→ **Task**: Sift the listing for lines that hold the string "Manufacturers" and pull them out.
======== Records shown ========
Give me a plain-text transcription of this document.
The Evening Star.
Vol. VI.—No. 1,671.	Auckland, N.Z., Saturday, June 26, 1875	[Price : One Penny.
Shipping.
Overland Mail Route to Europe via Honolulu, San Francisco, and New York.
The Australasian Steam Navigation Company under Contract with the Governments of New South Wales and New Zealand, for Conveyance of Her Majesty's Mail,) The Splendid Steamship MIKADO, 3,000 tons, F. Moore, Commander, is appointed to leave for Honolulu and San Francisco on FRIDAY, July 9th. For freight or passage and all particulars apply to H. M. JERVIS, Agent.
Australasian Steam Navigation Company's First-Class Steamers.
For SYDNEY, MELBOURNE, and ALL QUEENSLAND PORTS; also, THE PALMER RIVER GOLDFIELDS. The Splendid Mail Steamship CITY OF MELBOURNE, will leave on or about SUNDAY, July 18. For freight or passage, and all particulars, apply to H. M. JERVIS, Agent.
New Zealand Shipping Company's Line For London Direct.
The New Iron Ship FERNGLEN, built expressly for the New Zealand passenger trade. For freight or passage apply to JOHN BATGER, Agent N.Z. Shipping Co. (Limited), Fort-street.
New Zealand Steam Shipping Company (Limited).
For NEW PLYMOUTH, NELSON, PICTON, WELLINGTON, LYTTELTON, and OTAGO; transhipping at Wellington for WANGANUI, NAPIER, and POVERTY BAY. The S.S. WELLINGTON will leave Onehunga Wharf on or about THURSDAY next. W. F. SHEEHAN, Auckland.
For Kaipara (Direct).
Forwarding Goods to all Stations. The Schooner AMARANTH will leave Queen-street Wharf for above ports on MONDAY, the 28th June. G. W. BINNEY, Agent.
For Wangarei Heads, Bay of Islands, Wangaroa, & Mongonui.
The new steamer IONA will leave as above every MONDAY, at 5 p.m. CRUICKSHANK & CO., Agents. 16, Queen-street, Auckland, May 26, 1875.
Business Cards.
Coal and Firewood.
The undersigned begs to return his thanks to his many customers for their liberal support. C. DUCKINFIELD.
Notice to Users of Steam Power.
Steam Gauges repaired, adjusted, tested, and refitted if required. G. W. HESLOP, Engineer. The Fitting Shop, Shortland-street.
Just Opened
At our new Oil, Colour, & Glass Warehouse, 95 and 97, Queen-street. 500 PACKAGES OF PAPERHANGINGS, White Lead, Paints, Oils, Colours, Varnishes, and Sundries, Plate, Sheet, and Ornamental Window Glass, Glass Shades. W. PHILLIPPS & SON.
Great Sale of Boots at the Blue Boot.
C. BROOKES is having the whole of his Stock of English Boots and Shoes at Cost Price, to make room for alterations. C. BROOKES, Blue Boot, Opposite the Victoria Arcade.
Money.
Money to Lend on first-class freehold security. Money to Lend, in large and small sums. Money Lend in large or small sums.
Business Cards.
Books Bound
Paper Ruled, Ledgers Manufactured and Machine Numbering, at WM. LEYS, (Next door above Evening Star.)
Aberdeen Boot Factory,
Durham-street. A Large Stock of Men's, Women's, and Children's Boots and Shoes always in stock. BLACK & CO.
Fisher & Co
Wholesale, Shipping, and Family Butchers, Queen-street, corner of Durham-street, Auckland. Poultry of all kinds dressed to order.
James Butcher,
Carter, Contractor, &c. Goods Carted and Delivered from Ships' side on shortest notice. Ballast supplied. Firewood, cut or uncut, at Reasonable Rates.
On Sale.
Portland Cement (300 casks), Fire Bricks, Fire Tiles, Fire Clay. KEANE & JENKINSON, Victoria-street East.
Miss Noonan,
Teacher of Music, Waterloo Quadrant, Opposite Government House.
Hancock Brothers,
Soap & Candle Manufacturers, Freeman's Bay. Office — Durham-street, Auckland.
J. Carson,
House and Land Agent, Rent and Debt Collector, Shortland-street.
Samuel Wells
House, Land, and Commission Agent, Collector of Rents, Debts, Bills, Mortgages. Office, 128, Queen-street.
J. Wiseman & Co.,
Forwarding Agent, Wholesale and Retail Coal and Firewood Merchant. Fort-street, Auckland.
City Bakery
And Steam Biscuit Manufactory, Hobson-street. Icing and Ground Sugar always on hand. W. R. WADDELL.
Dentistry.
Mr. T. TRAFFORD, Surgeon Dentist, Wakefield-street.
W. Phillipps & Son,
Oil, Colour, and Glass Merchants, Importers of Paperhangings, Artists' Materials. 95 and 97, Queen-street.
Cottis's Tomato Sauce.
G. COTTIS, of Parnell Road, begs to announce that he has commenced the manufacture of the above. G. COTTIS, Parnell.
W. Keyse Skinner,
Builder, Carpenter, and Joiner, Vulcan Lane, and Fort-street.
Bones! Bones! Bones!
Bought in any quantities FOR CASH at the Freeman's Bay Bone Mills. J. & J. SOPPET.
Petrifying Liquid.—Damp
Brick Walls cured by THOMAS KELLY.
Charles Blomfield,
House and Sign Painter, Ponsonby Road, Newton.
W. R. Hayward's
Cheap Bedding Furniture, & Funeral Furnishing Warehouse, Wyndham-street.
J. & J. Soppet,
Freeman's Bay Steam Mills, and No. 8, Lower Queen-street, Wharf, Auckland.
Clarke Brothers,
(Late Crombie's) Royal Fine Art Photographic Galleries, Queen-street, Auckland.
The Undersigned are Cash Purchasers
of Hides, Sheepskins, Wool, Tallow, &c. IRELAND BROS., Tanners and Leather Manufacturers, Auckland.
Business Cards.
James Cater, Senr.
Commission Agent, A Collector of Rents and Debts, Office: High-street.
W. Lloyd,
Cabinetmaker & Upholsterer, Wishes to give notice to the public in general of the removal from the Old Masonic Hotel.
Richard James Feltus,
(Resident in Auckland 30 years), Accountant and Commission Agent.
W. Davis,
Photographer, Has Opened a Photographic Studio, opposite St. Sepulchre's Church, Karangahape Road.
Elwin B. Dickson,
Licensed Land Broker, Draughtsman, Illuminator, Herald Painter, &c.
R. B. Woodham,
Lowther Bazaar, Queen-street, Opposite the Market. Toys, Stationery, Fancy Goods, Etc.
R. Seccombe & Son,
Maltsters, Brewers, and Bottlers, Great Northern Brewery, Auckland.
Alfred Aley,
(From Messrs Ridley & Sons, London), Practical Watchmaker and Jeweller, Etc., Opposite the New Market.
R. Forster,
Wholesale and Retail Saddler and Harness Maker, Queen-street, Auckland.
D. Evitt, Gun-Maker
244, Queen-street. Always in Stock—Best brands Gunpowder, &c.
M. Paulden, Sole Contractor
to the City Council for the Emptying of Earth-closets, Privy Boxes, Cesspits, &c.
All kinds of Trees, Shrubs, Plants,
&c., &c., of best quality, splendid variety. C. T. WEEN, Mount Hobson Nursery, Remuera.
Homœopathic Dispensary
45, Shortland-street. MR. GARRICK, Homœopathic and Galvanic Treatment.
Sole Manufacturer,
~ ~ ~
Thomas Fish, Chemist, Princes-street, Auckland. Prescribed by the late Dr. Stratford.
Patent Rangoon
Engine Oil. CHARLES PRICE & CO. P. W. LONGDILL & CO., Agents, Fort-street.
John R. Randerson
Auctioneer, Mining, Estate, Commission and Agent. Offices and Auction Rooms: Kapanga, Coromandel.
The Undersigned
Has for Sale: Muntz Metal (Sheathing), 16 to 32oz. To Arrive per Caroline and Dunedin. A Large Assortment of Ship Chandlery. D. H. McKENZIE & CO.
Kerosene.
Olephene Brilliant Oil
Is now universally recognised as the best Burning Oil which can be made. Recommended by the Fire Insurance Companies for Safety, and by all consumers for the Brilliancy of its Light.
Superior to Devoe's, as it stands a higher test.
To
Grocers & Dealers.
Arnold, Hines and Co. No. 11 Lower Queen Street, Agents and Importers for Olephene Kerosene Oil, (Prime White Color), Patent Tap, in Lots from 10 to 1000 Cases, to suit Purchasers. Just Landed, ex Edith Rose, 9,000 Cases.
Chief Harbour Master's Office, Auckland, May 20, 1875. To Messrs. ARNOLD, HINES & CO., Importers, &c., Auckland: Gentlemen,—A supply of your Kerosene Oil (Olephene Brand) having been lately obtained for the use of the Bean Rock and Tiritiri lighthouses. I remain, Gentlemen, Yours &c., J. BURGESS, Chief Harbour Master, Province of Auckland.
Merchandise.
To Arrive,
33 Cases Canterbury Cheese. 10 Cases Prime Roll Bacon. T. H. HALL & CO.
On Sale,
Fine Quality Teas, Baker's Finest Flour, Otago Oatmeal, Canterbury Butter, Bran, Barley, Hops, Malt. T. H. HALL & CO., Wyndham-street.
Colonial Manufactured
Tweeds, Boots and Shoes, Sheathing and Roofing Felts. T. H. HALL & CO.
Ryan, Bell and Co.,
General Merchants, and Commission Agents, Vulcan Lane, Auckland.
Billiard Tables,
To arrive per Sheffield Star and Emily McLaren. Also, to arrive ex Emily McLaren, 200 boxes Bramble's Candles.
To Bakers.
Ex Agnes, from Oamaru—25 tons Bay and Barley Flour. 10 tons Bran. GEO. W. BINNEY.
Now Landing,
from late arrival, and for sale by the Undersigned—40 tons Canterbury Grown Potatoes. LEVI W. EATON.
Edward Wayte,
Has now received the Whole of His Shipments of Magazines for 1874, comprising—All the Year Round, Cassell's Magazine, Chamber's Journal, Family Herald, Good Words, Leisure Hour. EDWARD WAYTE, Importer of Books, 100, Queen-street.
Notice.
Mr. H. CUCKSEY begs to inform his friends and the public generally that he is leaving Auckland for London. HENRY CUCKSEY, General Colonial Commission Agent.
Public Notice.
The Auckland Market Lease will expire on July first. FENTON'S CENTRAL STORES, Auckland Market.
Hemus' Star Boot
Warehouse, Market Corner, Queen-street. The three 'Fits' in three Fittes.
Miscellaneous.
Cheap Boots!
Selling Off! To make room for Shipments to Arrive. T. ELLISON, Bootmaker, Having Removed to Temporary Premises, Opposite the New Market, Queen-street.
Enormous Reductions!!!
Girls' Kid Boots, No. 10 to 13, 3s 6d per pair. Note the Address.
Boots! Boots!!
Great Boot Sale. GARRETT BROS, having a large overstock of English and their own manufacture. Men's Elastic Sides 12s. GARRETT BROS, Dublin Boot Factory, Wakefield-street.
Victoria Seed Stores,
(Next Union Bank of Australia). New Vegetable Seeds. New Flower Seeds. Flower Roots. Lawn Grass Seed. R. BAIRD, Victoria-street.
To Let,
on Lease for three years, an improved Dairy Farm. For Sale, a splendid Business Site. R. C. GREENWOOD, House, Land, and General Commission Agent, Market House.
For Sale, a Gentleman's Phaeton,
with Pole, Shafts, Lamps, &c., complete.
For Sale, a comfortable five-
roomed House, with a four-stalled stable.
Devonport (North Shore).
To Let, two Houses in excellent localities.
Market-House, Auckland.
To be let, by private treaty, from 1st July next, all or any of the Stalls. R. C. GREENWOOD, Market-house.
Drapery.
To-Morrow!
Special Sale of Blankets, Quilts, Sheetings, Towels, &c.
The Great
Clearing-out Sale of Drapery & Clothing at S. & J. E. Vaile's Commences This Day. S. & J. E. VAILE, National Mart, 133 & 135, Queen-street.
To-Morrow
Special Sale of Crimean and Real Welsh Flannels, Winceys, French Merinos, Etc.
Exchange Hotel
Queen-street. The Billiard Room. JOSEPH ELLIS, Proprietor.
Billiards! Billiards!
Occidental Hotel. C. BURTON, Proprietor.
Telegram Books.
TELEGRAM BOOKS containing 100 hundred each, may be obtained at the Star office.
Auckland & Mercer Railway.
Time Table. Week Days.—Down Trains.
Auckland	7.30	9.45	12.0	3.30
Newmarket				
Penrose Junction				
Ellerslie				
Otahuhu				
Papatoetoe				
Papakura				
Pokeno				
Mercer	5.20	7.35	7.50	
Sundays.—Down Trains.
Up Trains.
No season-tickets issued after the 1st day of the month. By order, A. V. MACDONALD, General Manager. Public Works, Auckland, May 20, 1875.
========
→ **Written answer**:
Soap & Candle Manufacturers, Freeman's Bay. Office — Durham-street, Auckland.
of Hides, Sheepskins, Wool, Tallow, &c. IRELAND BROS., Tanners and Leather Manufacturers, Auckland.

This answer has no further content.